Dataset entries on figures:
▼▼▼

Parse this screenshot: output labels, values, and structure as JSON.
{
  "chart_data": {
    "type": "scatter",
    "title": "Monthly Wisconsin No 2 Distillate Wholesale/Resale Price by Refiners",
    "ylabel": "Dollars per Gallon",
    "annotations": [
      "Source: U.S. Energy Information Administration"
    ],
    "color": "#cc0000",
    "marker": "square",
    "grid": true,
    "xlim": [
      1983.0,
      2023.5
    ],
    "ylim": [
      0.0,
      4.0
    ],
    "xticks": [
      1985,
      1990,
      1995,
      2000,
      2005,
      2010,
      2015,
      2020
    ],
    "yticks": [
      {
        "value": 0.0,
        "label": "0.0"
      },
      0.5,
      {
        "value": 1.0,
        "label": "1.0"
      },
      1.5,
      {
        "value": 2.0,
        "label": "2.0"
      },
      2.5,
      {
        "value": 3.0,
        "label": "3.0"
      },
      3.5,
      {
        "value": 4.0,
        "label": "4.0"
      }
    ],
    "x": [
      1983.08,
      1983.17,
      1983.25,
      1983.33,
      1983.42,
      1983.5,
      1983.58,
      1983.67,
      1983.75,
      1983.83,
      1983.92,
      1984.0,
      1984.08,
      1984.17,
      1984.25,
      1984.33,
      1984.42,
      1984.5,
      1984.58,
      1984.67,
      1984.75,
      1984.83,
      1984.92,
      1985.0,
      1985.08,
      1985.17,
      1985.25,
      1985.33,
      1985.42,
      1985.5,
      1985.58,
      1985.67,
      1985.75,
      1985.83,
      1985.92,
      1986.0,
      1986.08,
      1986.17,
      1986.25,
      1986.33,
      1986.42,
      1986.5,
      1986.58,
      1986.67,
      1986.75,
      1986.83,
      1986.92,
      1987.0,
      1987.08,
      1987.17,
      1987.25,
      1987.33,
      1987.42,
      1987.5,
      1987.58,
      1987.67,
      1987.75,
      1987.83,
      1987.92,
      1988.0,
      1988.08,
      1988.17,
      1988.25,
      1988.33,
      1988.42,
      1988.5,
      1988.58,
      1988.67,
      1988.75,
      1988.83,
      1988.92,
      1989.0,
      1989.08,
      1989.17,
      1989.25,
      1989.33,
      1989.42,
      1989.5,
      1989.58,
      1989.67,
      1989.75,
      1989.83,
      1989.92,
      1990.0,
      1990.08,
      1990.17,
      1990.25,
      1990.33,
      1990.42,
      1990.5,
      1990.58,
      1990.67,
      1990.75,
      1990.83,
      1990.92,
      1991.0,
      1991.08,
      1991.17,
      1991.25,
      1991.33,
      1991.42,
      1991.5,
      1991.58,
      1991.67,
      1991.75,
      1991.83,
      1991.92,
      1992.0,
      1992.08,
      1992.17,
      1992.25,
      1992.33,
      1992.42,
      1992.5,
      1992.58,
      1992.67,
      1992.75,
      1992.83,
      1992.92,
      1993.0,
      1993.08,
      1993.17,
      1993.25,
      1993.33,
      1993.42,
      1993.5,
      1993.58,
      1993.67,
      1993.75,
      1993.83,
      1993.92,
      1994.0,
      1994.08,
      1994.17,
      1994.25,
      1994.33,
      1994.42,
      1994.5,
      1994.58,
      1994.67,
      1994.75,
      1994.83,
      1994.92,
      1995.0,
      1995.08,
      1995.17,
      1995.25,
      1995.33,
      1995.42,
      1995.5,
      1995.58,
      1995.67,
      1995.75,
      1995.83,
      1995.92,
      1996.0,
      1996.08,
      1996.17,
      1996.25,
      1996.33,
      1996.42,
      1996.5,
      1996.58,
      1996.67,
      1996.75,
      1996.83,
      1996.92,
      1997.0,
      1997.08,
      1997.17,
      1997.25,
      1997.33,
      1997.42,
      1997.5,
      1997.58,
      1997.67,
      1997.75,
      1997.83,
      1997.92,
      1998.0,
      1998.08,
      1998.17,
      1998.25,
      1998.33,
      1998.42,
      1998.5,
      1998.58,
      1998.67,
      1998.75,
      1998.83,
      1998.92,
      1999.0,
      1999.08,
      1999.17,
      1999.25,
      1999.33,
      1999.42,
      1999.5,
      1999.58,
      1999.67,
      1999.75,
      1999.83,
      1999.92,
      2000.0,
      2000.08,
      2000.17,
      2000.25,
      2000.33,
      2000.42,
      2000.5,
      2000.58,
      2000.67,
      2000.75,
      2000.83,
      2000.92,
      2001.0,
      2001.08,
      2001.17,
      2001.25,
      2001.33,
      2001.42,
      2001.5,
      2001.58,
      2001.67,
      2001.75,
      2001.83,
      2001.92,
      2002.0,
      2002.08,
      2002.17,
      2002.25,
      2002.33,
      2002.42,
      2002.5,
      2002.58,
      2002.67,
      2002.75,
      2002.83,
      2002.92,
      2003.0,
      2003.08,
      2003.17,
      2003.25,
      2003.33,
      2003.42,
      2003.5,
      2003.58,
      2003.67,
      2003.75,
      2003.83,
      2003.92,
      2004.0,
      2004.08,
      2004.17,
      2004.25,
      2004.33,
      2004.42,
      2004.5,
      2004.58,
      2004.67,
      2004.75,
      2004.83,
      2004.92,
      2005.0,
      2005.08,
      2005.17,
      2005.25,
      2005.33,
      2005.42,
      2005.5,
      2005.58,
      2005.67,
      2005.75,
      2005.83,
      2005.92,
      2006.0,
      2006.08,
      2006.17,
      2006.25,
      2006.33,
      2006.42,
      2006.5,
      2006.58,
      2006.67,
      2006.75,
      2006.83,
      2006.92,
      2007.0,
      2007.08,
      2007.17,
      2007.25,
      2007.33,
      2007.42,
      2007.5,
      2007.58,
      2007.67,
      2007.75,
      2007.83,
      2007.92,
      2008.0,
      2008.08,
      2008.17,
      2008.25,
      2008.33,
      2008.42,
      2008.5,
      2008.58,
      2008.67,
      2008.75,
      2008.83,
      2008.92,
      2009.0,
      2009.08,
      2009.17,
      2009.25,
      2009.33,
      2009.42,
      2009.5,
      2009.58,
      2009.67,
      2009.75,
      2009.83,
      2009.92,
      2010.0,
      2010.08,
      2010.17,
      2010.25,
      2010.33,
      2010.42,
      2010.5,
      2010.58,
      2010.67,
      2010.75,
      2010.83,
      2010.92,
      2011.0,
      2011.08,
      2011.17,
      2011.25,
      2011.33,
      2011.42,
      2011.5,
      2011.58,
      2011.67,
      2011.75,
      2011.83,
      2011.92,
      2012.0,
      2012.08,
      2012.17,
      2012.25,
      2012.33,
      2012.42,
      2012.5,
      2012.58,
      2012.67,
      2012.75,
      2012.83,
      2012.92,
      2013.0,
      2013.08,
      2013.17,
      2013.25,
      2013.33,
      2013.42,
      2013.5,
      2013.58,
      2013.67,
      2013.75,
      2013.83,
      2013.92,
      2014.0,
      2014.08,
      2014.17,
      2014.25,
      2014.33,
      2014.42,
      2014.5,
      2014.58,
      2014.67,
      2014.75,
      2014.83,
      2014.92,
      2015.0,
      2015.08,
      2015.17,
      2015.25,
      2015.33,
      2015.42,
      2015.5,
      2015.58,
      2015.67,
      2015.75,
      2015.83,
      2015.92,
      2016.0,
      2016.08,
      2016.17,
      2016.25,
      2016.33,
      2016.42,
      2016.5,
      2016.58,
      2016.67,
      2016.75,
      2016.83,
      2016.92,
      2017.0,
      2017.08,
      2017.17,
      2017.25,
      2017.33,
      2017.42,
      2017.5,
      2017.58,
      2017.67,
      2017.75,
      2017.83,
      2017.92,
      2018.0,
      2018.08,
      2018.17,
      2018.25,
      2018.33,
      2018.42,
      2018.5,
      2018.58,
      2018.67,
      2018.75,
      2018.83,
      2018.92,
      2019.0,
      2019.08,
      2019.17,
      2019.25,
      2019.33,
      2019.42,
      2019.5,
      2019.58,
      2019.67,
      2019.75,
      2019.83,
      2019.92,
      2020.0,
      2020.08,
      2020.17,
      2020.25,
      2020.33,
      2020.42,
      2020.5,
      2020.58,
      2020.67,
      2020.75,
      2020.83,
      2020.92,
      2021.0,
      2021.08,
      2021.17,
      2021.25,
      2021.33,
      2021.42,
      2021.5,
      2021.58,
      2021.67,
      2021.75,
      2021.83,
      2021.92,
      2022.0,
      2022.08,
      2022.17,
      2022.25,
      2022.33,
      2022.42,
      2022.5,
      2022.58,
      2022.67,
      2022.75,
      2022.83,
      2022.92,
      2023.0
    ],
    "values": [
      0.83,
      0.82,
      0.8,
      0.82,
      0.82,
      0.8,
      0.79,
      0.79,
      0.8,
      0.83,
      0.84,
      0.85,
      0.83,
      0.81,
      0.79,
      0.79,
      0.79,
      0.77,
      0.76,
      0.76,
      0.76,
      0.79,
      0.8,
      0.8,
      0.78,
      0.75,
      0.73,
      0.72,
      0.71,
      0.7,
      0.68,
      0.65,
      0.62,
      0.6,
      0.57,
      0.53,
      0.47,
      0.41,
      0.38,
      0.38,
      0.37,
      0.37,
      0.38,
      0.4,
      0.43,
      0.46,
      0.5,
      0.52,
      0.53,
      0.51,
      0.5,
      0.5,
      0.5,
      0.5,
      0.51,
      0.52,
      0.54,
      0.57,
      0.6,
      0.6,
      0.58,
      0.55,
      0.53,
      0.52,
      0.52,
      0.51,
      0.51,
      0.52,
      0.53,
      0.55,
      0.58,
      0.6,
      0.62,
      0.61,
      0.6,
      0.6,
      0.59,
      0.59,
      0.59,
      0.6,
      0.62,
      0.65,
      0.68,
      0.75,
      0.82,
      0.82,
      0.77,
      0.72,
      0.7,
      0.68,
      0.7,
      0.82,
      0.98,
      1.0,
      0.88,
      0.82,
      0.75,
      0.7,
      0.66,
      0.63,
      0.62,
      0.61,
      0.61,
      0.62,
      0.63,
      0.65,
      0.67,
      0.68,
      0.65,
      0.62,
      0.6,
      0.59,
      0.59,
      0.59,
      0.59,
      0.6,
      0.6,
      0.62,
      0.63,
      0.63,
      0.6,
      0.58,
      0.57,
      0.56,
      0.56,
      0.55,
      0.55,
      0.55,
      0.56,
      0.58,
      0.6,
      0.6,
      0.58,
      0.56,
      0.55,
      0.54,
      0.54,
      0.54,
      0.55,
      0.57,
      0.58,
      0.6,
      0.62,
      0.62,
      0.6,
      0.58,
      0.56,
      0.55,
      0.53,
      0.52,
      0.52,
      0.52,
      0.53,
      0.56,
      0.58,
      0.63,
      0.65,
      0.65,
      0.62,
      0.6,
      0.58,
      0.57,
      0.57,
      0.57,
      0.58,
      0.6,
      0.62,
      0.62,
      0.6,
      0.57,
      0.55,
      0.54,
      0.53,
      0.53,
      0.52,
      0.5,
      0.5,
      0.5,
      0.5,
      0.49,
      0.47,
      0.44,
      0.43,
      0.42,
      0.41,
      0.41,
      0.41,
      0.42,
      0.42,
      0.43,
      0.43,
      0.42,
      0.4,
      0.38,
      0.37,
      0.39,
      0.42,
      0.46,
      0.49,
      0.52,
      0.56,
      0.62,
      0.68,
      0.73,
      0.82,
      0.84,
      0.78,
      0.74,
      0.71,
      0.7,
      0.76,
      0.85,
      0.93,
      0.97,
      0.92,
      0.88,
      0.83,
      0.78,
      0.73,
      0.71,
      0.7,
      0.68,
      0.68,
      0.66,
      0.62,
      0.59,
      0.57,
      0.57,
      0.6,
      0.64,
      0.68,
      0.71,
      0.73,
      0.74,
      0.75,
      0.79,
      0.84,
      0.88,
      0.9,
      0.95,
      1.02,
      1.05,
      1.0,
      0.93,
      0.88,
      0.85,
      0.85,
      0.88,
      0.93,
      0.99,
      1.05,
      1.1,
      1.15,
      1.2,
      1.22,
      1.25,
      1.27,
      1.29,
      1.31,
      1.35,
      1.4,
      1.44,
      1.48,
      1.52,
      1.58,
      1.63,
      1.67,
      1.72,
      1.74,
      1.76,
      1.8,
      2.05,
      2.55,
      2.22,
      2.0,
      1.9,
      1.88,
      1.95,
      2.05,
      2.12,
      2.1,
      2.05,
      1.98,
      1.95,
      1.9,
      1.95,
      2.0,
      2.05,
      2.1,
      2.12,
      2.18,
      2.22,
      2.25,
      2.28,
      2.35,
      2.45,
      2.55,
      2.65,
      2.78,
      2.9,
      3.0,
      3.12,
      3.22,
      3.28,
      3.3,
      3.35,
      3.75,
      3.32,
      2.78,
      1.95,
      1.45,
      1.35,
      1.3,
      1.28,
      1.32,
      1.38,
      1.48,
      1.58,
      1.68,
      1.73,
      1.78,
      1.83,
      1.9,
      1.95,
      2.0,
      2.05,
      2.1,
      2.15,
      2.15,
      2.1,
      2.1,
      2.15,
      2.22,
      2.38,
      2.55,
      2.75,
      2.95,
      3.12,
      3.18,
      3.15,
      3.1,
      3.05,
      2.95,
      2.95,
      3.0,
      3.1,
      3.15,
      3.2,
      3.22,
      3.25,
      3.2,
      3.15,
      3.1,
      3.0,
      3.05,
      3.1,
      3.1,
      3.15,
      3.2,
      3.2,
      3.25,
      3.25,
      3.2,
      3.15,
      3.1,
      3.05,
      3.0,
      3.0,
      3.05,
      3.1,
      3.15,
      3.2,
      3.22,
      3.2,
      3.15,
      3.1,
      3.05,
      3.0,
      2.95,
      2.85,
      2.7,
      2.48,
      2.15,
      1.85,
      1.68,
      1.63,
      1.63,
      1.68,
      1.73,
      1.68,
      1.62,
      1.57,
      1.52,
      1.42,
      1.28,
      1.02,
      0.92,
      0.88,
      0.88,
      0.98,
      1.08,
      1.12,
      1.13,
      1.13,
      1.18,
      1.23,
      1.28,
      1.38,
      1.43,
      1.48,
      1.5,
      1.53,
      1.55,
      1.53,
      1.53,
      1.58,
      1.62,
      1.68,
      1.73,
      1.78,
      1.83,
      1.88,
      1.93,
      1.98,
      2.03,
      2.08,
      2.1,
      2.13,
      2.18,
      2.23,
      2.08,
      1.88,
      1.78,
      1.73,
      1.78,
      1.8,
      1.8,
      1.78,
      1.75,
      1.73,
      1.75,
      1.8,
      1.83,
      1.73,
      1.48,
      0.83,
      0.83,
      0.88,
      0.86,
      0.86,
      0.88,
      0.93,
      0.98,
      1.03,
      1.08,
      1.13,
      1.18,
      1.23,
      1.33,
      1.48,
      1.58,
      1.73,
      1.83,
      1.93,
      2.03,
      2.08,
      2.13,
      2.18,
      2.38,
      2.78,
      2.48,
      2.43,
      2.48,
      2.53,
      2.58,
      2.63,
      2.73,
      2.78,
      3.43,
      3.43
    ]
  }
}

▲▲▲

* [GIVEN REQUEST]:
Write only the number of lines in the data above that include "values".

* [EXERCISE RESPONSE]:
2